WHAT NEEDS TO BE DONE :: Your copy should repeat the data that follows exactly and contain no image.

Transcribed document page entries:

╔══

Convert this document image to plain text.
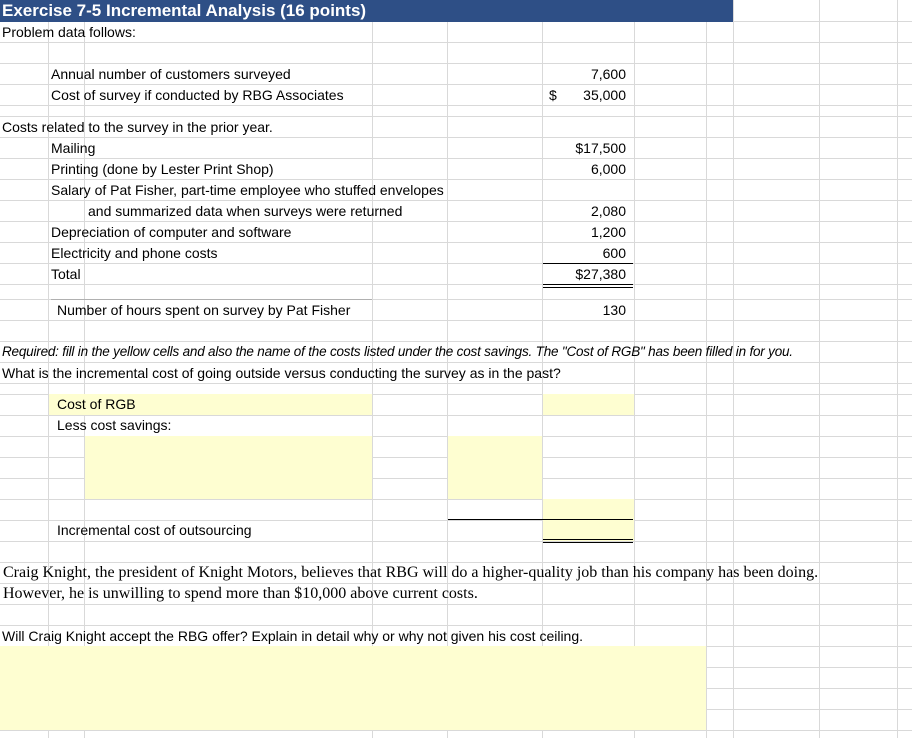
Exercise 7-5 Incremental Analysis (16 points)
Problem data follows:
Annual number of customers surveyed	7,600
Cost of survey if conducted by RBG Associates	$	35,000
Costs related to the survey in the prior year.
Mailing	$17,500
Printing (done by Lester Print Shop)	6,000
Salary of Pat Fisher, part-time employee who stuffed envelopes
and summarized data when surveys were returned	2,080
Depreciation of computer and software	1,200
Electricity and phone costs	600
Total	$27,380
Number of hours spent on survey by Pat Fisher	130
Required: fill in the yellow cells and also the name of the costs listed under the cost savings. The "Cost of RGB" has been filled in for you.
What is the incremental cost of going outside versus conducting the survey as in the past?
Cost of RGB
Less cost savings:
Incremental cost of outsourcing
Craig Knight, the president of Knight Motors, believes that RBG will do a higher-quality job than his company has been doing.
However, he is unwilling to spend more than $10,000 above current costs.
Will Craig Knight accept the RBG offer? Explain in detail why or why not given his cost ceiling.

╚══

YOUR RESPONSE ::
Convert this document image to plain text.
Exercise 7-5 Incremental Analysis (16 points)
Problem data follows:
Annual number of customers surveyed	7,600
Cost of survey if conducted by RBG Associates	$	35,000
Costs related to the survey in the prior year.
Mailing	$17,500
Printing (done by Lester Print Shop)	6,000
Salary of Pat Fisher, part-time employee who stuffed envelopes
and summarized data when surveys were returned	2,080
Depreciation of computer and software	1,200
Electricity and phone costs	600
Total	$27,380
Number of hours spent on survey by Pat Fisher	130
Required: fill in the yellow cells and also the name of the costs listed under the cost savings. The "Cost of RGB" has been filled in for you.
What is the incremental cost of going outside versus conducting the survey as in the past?
Cost of RGB
Less cost savings:
Incremental cost of outsourcing
Craig Knight, the president of Knight Motors, believes that RBG will do a higher-quality job than his company has been doing.
However, he is unwilling to spend more than $10,000 above current costs.
Will Craig Knight accept the RBG offer? Explain in detail why or why not given his cost ceiling.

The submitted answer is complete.